Leave out the images; return the rest of the data exactly.
──────── Task input ────────
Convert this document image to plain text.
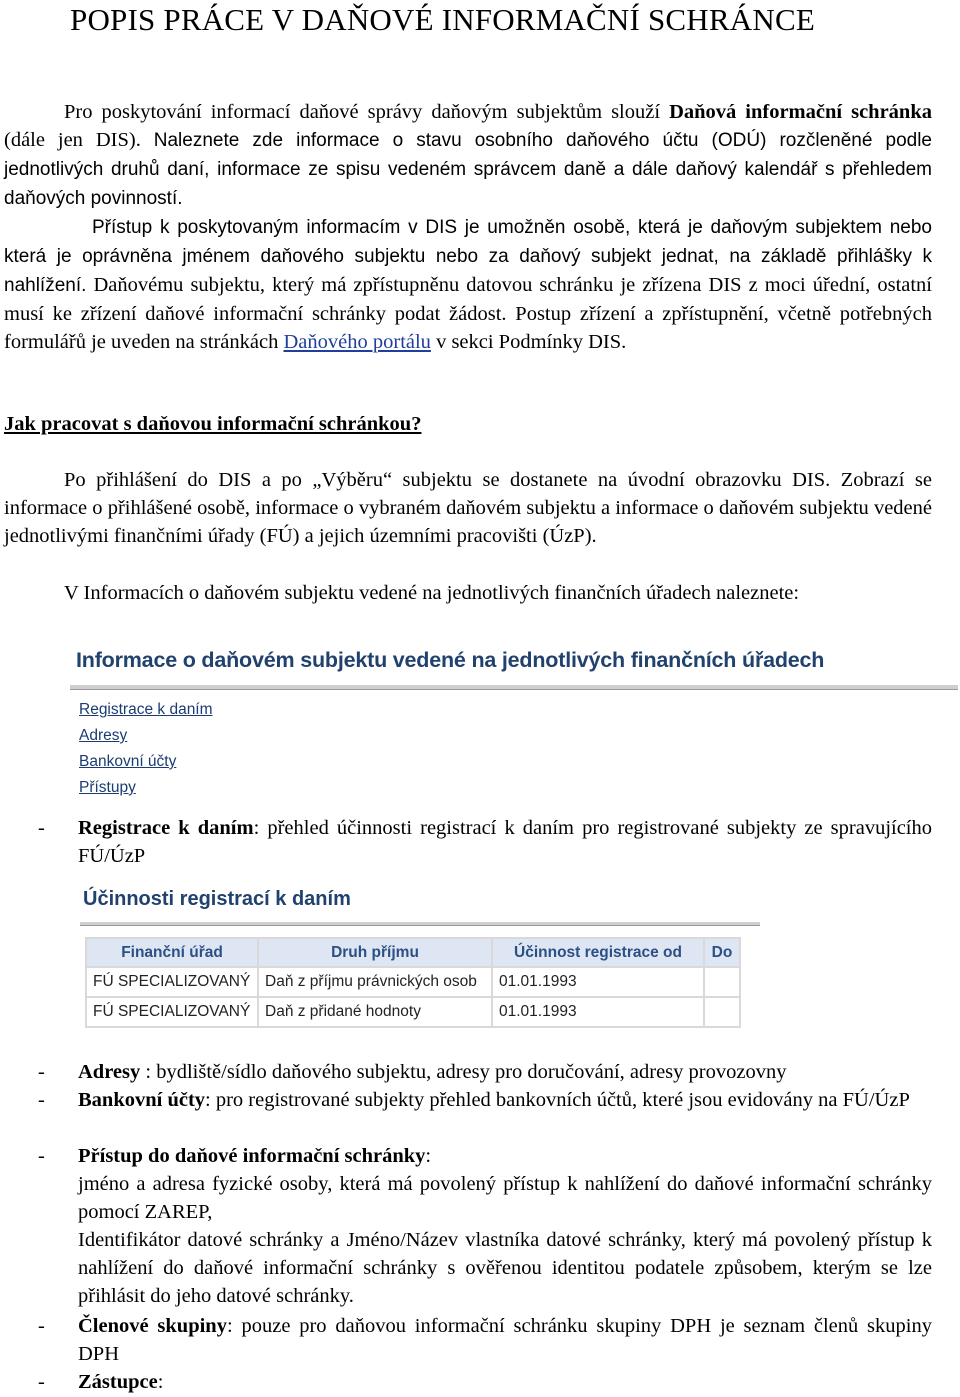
POPIS PRÁCE V DAŇOVÉ INFORMAČNÍ SCHRÁNCE

Pro poskytování informací daňové správy daňovým subjektům slouží Daňová informační schránka (dále jen DIS). Naleznete zde informace o stavu osobního daňového účtu (ODÚ) rozčleněné podle jednotlivých druhů daní, informace ze spisu vedeném správcem daně a dále daňový kalendář s přehledem daňových povinností.

Přístup k poskytovaným informacím v DIS je umožněn osobě, která je daňovým subjektem nebo která je oprávněna jménem daňového subjektu nebo za daňový subjekt jednat, na základě přihlášky k nahlížení. Daňovému subjektu, který má zpřístupněnu datovou schránku je zřízena DIS z moci úřední, ostatní musí ke zřízení daňové informační schránky podat žádost. Postup zřízení a zpřístupnění, včetně potřebných formulářů je uveden na stránkách Daňového portálu v sekci Podmínky DIS.

Jak pracovat s daňovou informační schránkou?

Po přihlášení do DIS a po „Výběru“ subjektu se dostanete na úvodní obrazovku DIS. Zobrazí se informace o přihlášené osobě, informace o vybraném daňovém subjektu a informace o daňovém subjektu vedené jednotlivými finančními úřady (FÚ) a jejich územními pracovišti (ÚzP).

V Informacích o daňovém subjektu vedené na jednotlivých finančních úřadech naleznete:

Informace o daňovém subjektu vedené na jednotlivých finančních úřadech
Registrace k daním
Adresy
Bankovní účty
Přístupy
- Registrace k daním: přehled účinnosti registrací k daním pro registrované subjekty ze spravujícího FÚ/ÚzP
Účinnosti registrací k daním
Finanční úřad	Druh příjmu	Účinnost registrace od	Do
FÚ SPECIALIZOVANÝ	Daň z příjmu právnických osob	01.01.1993	
FÚ SPECIALIZOVANÝ	Daň z přidané hodnoty	01.01.1993	
- Adresy : bydliště/sídlo daňového subjektu, adresy pro doručování, adresy provozovny
- Bankovní účty: pro registrované subjekty přehled bankovních účtů, které jsou evidovány na FÚ/ÚzP
- Přístup do daňové informační schránky:
jméno a adresa fyzické osoby, která má povolený přístup k nahlížení do daňové informační schránky pomocí ZAREP,
Identifikátor datové schránky a Jméno/Název vlastníka datové schránky, který má povolený přístup k nahlížení do daňové informační schránky s ověřenou identitou podatele způsobem, kterým se lze přihlásit do jeho datové schránky.
- Členové skupiny: pouze pro daňovou informační schránku skupiny DPH je seznam členů skupiny DPH
- Zástupce:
────────
- Result of this exercise:
Convert this document image to plain text.
POPIS PRÁCE V DAŇOVÉ INFORMAČNÍ SCHRÁNCE

Pro poskytování informací daňové správy daňovým subjektům slouží Daňová informační schránka (dále jen DIS). Naleznete zde informace o stavu osobního daňového účtu (ODÚ) rozčleněné podle jednotlivých druhů daní, informace ze spisu vedeném správcem daně a dále daňový kalendář s přehledem daňových povinností.

Přístup k poskytovaným informacím v DIS je umožněn osobě, která je daňovým subjektem nebo která je oprávněna jménem daňového subjektu nebo za daňový subjekt jednat, na základě přihlášky k nahlížení. Daňovému subjektu, který má zpřístupněnu datovou schránku je zřízena DIS z moci úřední, ostatní musí ke zřízení daňové informační schránky podat žádost. Postup zřízení a zpřístupnění, včetně potřebných formulářů je uveden na stránkách Daňového portálu v sekci Podmínky DIS.

Jak pracovat s daňovou informační schránkou?

Po přihlášení do DIS a po „Výběru“ subjektu se dostanete na úvodní obrazovku DIS. Zobrazí se informace o přihlášené osobě, informace o vybraném daňovém subjektu a informace o daňovém subjektu vedené jednotlivými finančními úřady (FÚ) a jejich územními pracovišti (ÚzP).

V Informacích o daňovém subjektu vedené na jednotlivých finančních úřadech naleznete:

Informace o daňovém subjektu vedené na jednotlivých finančních úřadech
Registrace k daním
Adresy
Bankovní účty
Přístupy
- Registrace k daním: přehled účinnosti registrací k daním pro registrované subjekty ze spravujícího FÚ/ÚzP
Účinnosti registrací k daním
Finanční úřad	Druh příjmu	Účinnost registrace od	Do
FÚ SPECIALIZOVANÝ	Daň z příjmu právnických osob	01.01.1993	
FÚ SPECIALIZOVANÝ	Daň z přidané hodnoty	01.01.1993	
- Adresy : bydliště/sídlo daňového subjektu, adresy pro doručování, adresy provozovny
- Bankovní účty: pro registrované subjekty přehled bankovních účtů, které jsou evidovány na FÚ/ÚzP
- Přístup do daňové informační schránky:
jméno a adresa fyzické osoby, která má povolený přístup k nahlížení do daňové informační schránky pomocí ZAREP,
Identifikátor datové schránky a Jméno/Název vlastníka datové schránky, který má povolený přístup k nahlížení do daňové informační schránky s ověřenou identitou podatele způsobem, kterým se lze přihlásit do jeho datové schránky.
- Členové skupiny: pouze pro daňovou informační schránku skupiny DPH je seznam členů skupiny DPH
- Zástupce:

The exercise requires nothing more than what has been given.